▶ **Goal**:
Pull every line of the entries that has the word "balance".

-.-.-

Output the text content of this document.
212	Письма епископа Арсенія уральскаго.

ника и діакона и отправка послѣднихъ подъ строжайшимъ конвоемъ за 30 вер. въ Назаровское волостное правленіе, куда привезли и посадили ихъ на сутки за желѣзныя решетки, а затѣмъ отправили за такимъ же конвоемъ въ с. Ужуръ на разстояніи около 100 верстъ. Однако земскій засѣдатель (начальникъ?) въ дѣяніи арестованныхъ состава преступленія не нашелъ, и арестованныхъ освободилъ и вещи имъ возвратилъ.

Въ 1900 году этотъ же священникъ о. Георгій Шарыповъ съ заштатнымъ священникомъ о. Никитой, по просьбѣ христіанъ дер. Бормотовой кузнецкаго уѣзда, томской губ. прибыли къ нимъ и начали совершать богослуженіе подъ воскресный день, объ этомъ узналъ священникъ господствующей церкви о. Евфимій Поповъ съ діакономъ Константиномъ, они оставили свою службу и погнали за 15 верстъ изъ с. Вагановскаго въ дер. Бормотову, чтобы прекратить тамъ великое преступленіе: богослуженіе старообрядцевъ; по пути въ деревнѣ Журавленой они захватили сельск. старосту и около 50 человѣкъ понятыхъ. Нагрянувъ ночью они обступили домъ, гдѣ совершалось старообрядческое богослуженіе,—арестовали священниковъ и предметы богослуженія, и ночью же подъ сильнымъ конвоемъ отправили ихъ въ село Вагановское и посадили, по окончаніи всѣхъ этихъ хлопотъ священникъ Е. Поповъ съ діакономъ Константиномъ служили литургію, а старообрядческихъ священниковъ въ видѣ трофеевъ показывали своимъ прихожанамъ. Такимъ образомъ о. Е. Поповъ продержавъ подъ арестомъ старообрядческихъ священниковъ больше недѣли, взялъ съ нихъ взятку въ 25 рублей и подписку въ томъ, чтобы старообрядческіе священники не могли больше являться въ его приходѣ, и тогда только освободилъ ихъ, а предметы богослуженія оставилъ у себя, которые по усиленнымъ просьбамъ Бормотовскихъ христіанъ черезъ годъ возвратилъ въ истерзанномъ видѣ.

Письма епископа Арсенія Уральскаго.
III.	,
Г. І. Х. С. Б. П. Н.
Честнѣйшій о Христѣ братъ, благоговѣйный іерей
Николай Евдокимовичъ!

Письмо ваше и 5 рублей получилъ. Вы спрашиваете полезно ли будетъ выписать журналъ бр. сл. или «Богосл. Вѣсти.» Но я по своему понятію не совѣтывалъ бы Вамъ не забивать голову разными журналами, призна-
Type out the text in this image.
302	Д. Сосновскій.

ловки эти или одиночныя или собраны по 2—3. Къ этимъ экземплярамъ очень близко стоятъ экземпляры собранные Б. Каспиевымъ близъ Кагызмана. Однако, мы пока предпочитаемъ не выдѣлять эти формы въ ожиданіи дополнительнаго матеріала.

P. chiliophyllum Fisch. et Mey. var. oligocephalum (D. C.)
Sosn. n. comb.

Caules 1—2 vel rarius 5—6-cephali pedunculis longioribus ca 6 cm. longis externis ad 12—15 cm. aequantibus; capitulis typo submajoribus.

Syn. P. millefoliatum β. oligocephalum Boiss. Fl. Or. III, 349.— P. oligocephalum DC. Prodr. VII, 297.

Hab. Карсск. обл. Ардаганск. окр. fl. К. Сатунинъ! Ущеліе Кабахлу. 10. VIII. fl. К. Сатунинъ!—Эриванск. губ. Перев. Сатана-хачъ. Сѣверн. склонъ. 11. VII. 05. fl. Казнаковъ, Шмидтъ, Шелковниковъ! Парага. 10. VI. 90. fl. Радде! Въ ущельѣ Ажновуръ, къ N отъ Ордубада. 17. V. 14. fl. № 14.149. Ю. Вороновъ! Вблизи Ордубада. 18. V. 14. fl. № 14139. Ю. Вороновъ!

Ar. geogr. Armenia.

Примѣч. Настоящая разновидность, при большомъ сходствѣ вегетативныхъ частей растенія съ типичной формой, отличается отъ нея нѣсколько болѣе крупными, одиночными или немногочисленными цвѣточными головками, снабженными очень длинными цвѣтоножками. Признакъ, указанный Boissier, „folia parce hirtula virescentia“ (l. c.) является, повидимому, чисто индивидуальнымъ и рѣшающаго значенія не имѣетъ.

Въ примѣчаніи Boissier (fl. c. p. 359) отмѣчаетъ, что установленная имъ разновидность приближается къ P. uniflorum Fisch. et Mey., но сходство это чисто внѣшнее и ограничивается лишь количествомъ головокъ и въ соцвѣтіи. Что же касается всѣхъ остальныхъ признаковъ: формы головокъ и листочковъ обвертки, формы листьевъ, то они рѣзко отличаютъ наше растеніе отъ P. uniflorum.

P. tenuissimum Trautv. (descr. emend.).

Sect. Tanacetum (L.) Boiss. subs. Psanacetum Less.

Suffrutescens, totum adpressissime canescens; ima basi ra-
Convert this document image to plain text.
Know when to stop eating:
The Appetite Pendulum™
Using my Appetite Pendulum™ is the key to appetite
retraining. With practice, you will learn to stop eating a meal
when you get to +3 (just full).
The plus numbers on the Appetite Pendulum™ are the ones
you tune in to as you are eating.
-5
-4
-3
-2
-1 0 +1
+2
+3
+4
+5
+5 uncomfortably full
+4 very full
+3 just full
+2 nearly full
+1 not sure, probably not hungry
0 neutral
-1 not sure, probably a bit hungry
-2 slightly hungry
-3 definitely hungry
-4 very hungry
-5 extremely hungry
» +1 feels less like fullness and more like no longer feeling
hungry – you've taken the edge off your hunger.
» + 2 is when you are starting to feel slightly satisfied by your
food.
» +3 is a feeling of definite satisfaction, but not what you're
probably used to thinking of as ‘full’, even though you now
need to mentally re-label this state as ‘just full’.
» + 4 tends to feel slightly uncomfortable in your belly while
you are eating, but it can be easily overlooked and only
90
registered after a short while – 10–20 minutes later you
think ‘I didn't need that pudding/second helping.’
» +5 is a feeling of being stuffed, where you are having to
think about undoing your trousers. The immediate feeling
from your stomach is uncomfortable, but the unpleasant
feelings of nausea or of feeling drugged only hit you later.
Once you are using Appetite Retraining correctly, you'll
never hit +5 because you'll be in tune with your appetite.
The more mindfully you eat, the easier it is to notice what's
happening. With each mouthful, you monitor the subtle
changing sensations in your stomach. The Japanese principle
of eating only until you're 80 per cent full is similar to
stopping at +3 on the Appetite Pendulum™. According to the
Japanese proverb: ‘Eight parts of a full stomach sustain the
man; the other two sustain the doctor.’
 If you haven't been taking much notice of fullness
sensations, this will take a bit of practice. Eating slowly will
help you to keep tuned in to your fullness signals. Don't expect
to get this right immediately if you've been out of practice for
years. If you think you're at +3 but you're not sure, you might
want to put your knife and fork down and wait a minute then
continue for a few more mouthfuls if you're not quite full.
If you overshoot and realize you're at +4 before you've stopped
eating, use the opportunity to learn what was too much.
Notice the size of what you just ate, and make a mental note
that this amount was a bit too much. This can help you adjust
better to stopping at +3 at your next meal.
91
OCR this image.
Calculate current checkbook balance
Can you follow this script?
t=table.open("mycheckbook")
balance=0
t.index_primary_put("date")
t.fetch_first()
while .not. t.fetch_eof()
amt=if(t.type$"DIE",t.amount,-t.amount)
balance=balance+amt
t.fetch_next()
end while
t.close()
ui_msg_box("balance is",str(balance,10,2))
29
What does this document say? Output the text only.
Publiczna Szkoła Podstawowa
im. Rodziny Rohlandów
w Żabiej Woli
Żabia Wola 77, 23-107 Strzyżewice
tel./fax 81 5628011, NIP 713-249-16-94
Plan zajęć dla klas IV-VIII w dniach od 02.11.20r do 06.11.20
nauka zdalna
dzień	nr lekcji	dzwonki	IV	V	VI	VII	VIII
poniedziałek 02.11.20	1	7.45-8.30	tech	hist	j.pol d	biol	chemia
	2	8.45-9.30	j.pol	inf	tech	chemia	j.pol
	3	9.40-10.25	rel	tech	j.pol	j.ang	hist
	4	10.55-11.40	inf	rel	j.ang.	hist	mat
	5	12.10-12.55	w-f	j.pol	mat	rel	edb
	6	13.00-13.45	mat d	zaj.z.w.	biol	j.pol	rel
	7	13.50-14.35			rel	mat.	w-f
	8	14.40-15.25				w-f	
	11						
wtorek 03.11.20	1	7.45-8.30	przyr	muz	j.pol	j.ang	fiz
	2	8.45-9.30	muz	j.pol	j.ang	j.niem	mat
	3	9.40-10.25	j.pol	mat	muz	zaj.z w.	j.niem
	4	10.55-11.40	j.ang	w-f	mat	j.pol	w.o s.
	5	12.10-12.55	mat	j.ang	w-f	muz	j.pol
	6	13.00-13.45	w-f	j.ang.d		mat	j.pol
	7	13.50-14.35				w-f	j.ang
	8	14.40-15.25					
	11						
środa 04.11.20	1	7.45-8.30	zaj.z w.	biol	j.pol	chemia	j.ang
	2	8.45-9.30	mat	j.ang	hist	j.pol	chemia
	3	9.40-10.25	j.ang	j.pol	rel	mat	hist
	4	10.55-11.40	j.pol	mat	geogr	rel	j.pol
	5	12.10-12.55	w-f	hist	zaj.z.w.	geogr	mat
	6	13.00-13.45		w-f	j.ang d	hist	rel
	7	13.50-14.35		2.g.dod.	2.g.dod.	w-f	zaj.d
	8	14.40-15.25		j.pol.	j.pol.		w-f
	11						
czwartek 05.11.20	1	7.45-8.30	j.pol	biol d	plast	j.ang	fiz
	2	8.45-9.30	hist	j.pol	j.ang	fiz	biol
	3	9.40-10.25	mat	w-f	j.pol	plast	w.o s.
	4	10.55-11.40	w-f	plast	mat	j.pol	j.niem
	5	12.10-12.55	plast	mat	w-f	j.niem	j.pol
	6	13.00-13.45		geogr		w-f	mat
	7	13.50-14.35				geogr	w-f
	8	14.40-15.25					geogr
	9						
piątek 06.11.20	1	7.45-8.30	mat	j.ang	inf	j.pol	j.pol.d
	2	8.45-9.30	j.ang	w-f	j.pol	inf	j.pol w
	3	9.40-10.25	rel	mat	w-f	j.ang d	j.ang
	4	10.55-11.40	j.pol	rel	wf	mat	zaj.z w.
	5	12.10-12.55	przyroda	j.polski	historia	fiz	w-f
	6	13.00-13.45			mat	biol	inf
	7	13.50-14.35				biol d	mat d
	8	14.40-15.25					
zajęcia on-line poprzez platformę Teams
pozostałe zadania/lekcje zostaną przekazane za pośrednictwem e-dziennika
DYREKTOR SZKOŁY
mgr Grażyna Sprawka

-.-.-

▶ **Response to this task**:
Calculate current checkbook balance
balance=0
balance=balance+amt
ui_msg_box("balance is",str(balance,10,2))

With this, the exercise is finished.